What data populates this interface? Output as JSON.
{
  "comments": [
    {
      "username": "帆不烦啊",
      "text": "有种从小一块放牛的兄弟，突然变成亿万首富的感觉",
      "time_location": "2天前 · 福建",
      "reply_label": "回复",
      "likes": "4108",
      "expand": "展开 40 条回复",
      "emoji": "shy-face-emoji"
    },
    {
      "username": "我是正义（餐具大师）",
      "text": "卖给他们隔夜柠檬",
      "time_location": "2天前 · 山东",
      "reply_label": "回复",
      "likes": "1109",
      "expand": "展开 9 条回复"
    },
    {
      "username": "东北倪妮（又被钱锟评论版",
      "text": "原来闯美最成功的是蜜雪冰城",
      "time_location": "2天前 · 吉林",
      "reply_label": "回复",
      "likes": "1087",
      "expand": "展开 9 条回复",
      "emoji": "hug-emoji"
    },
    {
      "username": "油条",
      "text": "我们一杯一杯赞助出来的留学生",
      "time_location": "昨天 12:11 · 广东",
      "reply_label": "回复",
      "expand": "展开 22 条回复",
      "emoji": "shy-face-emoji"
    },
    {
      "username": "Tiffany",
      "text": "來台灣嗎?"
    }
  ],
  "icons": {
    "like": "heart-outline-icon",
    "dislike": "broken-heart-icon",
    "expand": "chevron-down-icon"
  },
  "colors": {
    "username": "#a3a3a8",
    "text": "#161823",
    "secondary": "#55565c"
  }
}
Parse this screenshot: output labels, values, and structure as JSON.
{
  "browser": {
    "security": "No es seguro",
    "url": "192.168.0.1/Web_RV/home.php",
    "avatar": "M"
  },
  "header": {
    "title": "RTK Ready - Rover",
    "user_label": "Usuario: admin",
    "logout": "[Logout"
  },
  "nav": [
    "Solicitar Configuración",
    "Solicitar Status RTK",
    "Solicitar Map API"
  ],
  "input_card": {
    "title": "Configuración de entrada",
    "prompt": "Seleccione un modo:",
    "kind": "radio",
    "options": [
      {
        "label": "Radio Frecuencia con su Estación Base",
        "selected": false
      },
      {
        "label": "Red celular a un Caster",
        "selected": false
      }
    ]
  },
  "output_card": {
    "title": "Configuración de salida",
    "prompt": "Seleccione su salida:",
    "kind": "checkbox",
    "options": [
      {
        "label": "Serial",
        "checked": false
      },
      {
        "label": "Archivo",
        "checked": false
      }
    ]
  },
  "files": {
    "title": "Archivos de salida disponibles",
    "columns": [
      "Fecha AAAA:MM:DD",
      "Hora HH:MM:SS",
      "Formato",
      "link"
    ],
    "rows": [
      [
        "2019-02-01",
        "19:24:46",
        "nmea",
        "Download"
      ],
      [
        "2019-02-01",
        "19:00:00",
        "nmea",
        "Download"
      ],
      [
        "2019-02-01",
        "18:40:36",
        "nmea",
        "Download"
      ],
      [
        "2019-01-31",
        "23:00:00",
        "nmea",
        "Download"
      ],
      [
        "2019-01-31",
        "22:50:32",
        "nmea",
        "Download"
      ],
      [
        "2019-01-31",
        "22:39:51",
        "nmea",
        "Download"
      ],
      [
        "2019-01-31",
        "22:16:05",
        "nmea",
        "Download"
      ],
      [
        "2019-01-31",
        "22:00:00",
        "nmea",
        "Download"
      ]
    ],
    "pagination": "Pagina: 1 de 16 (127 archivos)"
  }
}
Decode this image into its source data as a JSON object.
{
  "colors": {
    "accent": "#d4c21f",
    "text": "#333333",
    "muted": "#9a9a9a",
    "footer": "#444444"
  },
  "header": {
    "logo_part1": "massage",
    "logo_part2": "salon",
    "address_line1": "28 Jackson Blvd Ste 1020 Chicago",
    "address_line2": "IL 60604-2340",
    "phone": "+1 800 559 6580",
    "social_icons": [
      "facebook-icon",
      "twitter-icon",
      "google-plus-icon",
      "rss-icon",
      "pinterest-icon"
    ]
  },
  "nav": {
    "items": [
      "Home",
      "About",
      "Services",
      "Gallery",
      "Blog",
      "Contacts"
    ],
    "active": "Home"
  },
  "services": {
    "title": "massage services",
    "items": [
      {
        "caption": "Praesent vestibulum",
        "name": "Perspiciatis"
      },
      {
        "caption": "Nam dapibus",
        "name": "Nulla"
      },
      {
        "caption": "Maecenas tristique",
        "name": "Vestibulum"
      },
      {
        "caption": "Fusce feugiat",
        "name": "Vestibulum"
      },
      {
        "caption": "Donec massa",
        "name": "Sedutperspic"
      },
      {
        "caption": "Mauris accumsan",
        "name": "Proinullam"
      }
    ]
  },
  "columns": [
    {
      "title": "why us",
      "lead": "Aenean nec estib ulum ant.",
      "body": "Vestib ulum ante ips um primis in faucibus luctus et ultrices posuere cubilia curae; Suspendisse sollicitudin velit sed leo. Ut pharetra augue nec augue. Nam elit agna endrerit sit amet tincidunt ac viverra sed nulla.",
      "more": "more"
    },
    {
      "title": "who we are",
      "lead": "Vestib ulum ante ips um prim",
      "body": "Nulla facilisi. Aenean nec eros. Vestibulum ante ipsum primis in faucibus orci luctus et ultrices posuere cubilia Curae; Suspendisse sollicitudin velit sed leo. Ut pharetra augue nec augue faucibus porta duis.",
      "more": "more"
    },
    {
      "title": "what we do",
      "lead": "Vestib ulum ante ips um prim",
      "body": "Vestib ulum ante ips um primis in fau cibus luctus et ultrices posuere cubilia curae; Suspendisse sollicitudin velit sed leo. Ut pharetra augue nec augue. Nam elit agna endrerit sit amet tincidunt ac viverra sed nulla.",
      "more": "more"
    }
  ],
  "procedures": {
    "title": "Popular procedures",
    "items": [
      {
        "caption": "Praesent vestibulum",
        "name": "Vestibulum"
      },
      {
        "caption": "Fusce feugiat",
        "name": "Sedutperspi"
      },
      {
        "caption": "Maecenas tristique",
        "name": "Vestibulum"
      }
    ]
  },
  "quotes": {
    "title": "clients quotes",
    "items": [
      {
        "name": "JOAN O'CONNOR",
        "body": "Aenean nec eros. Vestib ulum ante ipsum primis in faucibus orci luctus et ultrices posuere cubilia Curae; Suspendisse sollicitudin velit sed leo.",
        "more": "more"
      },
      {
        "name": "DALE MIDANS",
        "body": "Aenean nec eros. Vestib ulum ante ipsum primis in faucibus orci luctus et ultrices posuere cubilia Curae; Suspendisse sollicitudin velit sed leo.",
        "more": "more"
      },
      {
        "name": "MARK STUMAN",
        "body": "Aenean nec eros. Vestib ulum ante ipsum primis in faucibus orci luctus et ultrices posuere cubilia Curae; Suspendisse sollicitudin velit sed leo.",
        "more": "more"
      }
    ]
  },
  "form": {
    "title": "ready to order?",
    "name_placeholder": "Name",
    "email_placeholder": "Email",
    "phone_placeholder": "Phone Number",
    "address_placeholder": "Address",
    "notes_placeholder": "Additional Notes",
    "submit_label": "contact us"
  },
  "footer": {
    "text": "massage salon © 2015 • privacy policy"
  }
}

##########

* WHAT TO WORK ON *
Say how many lines in the records hold "pharetra", with the number as the whole reply.

* THE OUTPUT *
3